» The request
Write out every line of the material as it stands, apart from the pictures.

┄┄┄┄┄┄┄┄┄┄┄┄┄┄┄┄┄┄┄┄

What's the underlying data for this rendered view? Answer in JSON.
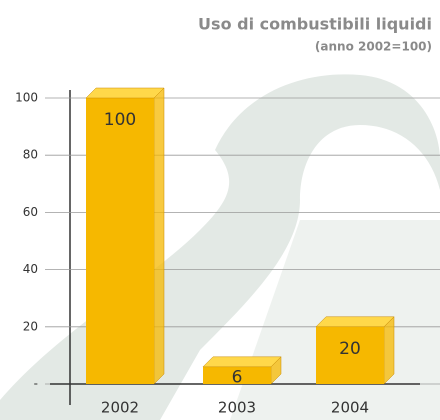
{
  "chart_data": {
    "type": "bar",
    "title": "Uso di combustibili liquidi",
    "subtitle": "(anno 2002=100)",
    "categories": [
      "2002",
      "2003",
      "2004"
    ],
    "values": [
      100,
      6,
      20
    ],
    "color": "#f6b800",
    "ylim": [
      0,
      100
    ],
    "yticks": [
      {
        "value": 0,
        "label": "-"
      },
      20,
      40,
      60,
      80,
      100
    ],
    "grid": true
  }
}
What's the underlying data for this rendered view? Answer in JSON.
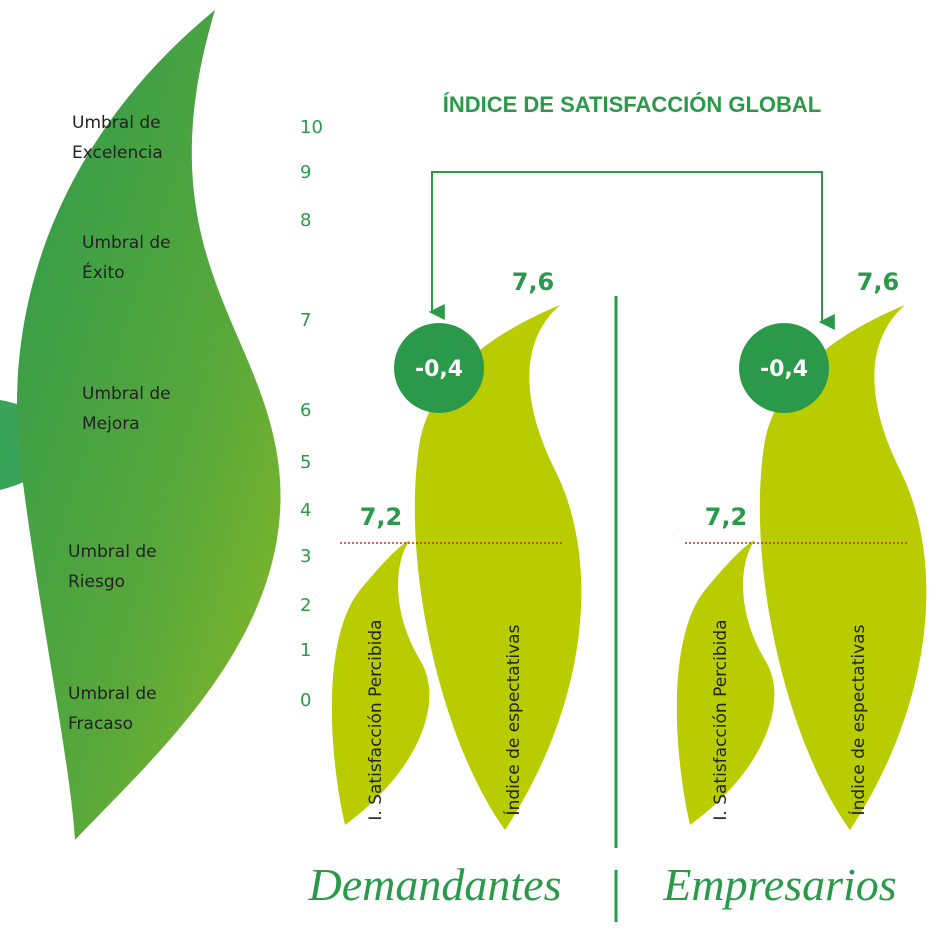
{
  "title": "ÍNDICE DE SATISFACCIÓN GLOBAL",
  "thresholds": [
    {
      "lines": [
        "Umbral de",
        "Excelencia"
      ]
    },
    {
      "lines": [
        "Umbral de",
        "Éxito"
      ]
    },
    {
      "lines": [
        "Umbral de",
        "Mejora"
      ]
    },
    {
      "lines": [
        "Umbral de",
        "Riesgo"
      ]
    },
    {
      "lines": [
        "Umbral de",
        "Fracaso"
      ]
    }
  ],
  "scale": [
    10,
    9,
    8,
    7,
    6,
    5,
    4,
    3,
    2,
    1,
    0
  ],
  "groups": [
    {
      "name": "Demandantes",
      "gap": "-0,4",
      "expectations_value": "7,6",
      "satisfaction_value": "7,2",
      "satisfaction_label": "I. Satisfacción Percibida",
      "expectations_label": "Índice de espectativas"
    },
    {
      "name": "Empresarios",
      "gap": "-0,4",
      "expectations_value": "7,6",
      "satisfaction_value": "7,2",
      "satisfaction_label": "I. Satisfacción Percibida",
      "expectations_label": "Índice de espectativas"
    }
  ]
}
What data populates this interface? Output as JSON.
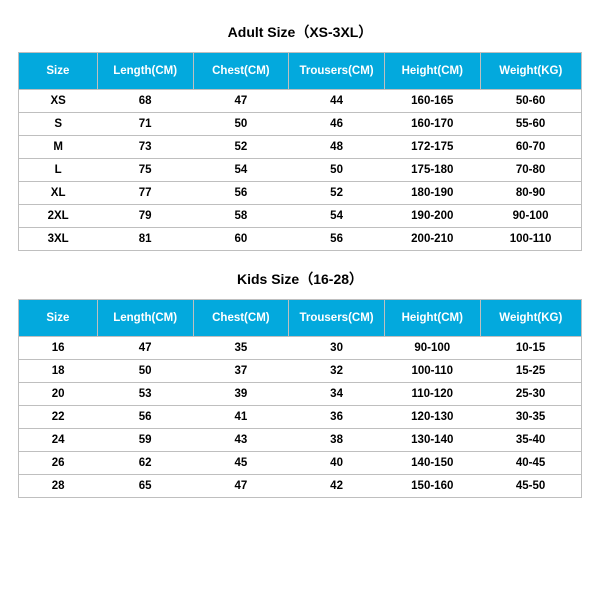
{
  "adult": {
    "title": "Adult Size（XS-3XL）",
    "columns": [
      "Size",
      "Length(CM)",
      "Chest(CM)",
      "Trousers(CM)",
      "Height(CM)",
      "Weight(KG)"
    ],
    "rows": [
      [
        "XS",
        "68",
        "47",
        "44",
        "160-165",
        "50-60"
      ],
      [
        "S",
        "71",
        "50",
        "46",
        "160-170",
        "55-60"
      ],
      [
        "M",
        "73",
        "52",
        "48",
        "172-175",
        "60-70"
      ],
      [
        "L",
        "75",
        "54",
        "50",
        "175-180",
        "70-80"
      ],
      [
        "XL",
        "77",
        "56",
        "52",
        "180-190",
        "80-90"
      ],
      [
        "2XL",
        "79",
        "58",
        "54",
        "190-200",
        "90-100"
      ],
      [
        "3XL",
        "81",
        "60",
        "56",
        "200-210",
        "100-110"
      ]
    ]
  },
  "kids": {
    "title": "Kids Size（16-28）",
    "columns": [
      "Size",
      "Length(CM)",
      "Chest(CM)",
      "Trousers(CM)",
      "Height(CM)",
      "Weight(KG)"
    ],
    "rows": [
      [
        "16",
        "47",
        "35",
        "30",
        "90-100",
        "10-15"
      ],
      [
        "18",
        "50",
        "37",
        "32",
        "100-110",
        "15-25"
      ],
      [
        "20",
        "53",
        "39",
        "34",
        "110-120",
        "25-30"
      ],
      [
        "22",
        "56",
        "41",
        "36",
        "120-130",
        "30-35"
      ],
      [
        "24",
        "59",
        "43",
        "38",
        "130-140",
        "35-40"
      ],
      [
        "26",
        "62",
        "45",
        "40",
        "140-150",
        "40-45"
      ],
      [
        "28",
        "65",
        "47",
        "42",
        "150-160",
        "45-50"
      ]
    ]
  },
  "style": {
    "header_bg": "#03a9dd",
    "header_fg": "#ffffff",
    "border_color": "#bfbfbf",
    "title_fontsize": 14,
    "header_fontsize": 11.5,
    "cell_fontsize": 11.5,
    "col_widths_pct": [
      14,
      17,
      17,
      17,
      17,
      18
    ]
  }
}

┄┄┄┄┄┄┄┄┄┄┄┄┄┄┄┄┄┄┄┄

» Exercise output
What's the underlying data for this rendered view? Answer in JSON.
{
  "chart_data": {
    "type": "bar",
    "title": "Uso di combustibili liquidi",
    "subtitle": "(anno 2002=100)",
    "categories": [
      "2002",
      "2003",
      "2004"
    ],
    "values": [
      100,
      6,
      20
    ],
    "color": "#f6b800",
    "ylim": [
      0,
      100
    ],
    "yticks": [
      {
        "value": 0,
        "label": "-"
      },
      20,
      40,
      60,
      80,
      100
    ],
    "grid": true
  }
}
What's the underlying data for this rendered view? Answer in JSON.
{
  "title": "ÍNDICE DE SATISFACCIÓN GLOBAL",
  "thresholds": [
    {
      "lines": [
        "Umbral de",
        "Excelencia"
      ]
    },
    {
      "lines": [
        "Umbral de",
        "Éxito"
      ]
    },
    {
      "lines": [
        "Umbral de",
        "Mejora"
      ]
    },
    {
      "lines": [
        "Umbral de",
        "Riesgo"
      ]
    },
    {
      "lines": [
        "Umbral de",
        "Fracaso"
      ]
    }
  ],
  "scale": [
    10,
    9,
    8,
    7,
    6,
    5,
    4,
    3,
    2,
    1,
    0
  ],
  "groups": [
    {
      "name": "Demandantes",
      "gap": "-0,4",
      "expectations_value": "7,6",
      "satisfaction_value": "7,2",
      "satisfaction_label": "I. Satisfacción Percibida",
      "expectations_label": "Índice de espectativas"
    },
    {
      "name": "Empresarios",
      "gap": "-0,4",
      "expectations_value": "7,6",
      "satisfaction_value": "7,2",
      "satisfaction_label": "I. Satisfacción Percibida",
      "expectations_label": "Índice de espectativas"
    }
  ]
}
What data populates this interface? Output as JSON.
{
  "adult": {
    "title": "Adult Size（XS-3XL）",
    "columns": [
      "Size",
      "Length(CM)",
      "Chest(CM)",
      "Trousers(CM)",
      "Height(CM)",
      "Weight(KG)"
    ],
    "rows": [
      [
        "XS",
        "68",
        "47",
        "44",
        "160-165",
        "50-60"
      ],
      [
        "S",
        "71",
        "50",
        "46",
        "160-170",
        "55-60"
      ],
      [
        "M",
        "73",
        "52",
        "48",
        "172-175",
        "60-70"
      ],
      [
        "L",
        "75",
        "54",
        "50",
        "175-180",
        "70-80"
      ],
      [
        "XL",
        "77",
        "56",
        "52",
        "180-190",
        "80-90"
      ],
      [
        "2XL",
        "79",
        "58",
        "54",
        "190-200",
        "90-100"
      ],
      [
        "3XL",
        "81",
        "60",
        "56",
        "200-210",
        "100-110"
      ]
    ]
  },
  "kids": {
    "title": "Kids Size（16-28）",
    "columns": [
      "Size",
      "Length(CM)",
      "Chest(CM)",
      "Trousers(CM)",
      "Height(CM)",
      "Weight(KG)"
    ],
    "rows": [
      [
        "16",
        "47",
        "35",
        "30",
        "90-100",
        "10-15"
      ],
      [
        "18",
        "50",
        "37",
        "32",
        "100-110",
        "15-25"
      ],
      [
        "20",
        "53",
        "39",
        "34",
        "110-120",
        "25-30"
      ],
      [
        "22",
        "56",
        "41",
        "36",
        "120-130",
        "30-35"
      ],
      [
        "24",
        "59",
        "43",
        "38",
        "130-140",
        "35-40"
      ],
      [
        "26",
        "62",
        "45",
        "40",
        "140-150",
        "40-45"
      ],
      [
        "28",
        "65",
        "47",
        "42",
        "150-160",
        "45-50"
      ]
    ]
  },
  "style": {
    "header_bg": "#03a9dd",
    "header_fg": "#ffffff",
    "border_color": "#bfbfbf",
    "title_fontsize": 14,
    "header_fontsize": 11.5,
    "cell_fontsize": 11.5,
    "col_widths_pct": [
      14,
      17,
      17,
      17,
      17,
      18
    ]
  }
}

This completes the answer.